**** Data entries

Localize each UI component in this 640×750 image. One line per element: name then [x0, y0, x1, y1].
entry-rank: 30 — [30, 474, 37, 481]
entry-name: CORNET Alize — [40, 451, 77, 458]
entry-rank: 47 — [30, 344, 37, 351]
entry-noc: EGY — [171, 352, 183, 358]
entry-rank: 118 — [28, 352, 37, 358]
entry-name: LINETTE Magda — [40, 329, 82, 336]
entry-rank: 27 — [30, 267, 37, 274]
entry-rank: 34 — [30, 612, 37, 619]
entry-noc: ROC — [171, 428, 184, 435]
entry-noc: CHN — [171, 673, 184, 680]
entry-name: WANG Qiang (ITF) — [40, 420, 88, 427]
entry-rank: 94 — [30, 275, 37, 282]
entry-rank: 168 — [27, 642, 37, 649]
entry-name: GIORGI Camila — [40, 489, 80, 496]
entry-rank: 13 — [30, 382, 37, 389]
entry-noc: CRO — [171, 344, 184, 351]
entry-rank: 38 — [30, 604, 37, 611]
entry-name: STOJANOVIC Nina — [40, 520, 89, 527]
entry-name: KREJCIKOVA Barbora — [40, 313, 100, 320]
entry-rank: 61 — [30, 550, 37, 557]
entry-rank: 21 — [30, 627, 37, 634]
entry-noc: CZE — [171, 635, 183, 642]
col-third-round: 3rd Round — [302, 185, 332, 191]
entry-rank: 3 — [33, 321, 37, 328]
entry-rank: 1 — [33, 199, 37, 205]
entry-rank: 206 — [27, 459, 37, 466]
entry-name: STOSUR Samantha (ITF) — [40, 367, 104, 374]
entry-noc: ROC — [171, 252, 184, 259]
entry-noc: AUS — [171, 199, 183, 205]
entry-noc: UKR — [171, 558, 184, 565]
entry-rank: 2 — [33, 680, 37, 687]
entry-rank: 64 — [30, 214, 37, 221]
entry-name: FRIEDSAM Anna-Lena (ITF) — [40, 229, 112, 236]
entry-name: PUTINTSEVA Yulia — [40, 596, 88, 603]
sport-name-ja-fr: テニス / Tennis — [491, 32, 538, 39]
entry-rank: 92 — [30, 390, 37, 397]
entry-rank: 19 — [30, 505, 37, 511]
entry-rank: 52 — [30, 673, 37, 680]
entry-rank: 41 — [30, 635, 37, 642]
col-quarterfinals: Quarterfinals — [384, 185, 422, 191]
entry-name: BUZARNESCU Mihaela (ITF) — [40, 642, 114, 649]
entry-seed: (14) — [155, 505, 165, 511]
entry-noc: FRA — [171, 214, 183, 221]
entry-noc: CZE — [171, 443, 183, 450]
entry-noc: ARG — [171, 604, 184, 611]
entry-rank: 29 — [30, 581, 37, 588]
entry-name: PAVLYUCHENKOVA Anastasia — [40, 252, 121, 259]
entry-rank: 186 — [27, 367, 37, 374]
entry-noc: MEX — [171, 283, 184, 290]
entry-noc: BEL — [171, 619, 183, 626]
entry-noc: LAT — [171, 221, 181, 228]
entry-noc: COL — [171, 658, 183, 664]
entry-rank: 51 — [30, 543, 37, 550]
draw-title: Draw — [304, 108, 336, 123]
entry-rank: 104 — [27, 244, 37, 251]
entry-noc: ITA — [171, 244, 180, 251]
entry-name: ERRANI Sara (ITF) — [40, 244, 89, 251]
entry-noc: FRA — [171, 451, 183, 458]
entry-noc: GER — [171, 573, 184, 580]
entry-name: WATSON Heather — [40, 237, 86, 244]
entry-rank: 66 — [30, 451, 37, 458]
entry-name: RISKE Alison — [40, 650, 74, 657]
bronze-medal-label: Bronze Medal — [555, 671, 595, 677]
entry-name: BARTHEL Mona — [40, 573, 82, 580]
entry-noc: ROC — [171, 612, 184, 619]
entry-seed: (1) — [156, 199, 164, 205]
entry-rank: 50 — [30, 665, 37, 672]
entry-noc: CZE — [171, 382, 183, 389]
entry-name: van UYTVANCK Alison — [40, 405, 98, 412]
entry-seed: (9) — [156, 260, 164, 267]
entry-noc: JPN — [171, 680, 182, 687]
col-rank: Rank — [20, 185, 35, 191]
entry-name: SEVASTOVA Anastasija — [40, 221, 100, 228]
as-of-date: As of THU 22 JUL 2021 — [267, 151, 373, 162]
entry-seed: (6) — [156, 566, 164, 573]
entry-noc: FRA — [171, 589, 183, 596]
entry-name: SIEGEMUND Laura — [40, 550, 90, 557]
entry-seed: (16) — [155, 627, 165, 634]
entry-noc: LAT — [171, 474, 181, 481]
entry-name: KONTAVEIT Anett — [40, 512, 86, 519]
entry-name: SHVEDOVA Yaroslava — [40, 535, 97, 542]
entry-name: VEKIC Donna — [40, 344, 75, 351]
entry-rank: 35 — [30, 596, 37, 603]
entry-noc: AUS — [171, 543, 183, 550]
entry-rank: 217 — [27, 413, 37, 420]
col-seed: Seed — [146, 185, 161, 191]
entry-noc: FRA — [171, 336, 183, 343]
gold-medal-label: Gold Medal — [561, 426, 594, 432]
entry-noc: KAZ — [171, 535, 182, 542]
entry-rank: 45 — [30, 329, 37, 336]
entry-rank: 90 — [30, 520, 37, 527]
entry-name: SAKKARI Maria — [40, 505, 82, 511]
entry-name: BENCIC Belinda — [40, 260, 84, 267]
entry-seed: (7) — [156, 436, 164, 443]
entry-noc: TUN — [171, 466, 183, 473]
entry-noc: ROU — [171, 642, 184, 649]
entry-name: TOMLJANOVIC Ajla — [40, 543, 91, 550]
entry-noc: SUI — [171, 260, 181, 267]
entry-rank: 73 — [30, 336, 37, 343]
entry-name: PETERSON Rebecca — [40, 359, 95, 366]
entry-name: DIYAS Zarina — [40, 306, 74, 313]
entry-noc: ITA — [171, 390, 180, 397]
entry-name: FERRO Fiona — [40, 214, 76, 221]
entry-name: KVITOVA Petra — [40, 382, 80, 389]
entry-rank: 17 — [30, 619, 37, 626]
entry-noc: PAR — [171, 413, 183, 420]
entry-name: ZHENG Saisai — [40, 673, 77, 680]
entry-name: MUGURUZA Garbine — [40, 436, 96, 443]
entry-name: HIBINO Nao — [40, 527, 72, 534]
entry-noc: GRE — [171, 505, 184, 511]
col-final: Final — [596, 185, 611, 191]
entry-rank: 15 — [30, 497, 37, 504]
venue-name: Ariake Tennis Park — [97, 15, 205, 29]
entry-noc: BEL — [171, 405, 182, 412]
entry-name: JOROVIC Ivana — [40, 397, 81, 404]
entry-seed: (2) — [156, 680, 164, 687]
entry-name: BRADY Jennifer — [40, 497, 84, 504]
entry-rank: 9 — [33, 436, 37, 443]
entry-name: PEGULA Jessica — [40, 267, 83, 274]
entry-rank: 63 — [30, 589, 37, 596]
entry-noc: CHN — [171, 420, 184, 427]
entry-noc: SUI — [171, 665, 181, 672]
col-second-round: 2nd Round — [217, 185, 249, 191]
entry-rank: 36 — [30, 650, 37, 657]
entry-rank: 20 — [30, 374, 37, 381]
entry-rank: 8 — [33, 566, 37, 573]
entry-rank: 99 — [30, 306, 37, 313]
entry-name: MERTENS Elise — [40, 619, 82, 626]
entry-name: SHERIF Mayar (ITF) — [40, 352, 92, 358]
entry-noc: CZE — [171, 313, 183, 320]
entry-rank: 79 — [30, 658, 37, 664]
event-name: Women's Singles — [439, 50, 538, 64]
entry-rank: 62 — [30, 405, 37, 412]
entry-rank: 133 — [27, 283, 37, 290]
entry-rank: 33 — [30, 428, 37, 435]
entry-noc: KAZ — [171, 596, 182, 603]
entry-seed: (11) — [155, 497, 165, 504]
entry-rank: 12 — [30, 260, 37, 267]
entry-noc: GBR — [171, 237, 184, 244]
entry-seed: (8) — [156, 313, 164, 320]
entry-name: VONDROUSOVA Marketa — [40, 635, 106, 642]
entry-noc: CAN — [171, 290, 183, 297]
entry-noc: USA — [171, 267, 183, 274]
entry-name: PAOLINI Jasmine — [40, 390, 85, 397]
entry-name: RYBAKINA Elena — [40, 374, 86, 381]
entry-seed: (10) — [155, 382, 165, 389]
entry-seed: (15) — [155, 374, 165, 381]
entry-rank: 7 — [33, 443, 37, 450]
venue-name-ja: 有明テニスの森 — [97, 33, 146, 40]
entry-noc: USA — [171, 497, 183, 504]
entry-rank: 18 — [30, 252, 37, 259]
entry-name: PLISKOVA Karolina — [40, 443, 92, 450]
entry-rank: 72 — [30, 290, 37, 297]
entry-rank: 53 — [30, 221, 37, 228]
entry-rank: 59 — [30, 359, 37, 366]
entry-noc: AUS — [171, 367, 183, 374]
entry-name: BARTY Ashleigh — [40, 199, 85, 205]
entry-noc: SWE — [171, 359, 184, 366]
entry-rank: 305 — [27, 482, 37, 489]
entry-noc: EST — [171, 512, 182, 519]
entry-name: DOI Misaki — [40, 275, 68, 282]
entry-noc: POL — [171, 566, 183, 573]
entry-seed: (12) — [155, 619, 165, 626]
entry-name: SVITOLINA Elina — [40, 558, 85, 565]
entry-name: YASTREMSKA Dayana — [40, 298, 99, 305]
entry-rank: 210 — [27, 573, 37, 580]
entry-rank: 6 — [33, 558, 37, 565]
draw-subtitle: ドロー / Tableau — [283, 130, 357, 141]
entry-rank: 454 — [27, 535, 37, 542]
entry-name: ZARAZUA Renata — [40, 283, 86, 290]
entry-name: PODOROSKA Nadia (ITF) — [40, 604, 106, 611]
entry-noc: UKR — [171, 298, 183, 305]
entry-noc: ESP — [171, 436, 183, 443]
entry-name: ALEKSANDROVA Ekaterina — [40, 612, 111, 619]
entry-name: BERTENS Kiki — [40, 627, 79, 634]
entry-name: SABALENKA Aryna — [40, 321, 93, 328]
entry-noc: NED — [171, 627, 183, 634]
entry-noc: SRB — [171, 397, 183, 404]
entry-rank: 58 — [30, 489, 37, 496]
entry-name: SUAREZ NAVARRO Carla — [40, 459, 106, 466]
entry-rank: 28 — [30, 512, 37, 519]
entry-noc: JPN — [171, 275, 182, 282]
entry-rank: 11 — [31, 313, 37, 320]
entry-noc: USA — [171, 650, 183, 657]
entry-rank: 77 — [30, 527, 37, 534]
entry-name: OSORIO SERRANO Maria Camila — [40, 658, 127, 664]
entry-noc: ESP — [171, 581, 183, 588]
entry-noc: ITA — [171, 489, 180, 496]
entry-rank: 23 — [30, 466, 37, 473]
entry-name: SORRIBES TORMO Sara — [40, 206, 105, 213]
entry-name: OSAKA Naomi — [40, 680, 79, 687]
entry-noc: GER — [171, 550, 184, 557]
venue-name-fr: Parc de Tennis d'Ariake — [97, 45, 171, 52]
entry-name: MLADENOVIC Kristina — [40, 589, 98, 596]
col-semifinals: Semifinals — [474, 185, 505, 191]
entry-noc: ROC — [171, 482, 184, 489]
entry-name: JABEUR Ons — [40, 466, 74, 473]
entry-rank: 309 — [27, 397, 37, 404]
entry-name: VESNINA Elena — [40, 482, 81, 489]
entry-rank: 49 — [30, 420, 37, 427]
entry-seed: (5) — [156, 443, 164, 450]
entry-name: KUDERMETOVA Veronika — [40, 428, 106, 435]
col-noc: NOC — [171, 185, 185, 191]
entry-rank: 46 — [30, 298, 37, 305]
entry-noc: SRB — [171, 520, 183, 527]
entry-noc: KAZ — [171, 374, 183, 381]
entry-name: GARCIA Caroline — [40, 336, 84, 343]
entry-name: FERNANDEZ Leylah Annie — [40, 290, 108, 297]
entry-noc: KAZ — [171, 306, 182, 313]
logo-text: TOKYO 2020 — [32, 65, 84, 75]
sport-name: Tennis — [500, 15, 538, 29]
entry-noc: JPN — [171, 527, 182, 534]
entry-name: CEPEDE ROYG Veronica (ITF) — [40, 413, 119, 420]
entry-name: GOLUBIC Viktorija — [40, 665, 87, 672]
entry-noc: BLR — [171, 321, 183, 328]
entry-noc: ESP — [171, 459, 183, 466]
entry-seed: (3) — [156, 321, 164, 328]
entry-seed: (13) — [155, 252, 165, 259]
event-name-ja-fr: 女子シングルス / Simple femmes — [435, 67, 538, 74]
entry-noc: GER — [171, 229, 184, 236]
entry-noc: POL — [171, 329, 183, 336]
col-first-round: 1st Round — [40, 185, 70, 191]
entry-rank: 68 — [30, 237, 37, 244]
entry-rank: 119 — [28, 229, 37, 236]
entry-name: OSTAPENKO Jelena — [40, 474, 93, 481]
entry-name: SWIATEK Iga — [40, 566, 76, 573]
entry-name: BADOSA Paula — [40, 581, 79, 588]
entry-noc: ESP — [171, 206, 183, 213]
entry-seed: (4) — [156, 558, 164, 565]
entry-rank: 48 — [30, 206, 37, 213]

********

_Task to complete:_
Copy everything from the first of the lines above down to and including the line with "entry-noc: CRO — [171, 344, 184, 351]", and swap each "entry-noc" for "entry-country".

_Task answer:_
Localize each UI component in this 640×750 image. One line per element: name then [x0, y0, x1, y1].
entry-rank: 30 — [30, 474, 37, 481]
entry-name: CORNET Alize — [40, 451, 77, 458]
entry-rank: 47 — [30, 344, 37, 351]
entry-country: EGY — [171, 352, 183, 358]
entry-rank: 118 — [28, 352, 37, 358]
entry-name: LINETTE Magda — [40, 329, 82, 336]
entry-rank: 27 — [30, 267, 37, 274]
entry-rank: 34 — [30, 612, 37, 619]
entry-country: ROC — [171, 428, 184, 435]
entry-country: CHN — [171, 673, 184, 680]
entry-name: WANG Qiang (ITF) — [40, 420, 88, 427]
entry-rank: 94 — [30, 275, 37, 282]
entry-rank: 168 — [27, 642, 37, 649]
entry-name: GIORGI Camila — [40, 489, 80, 496]
entry-rank: 13 — [30, 382, 37, 389]
entry-country: CRO — [171, 344, 184, 351]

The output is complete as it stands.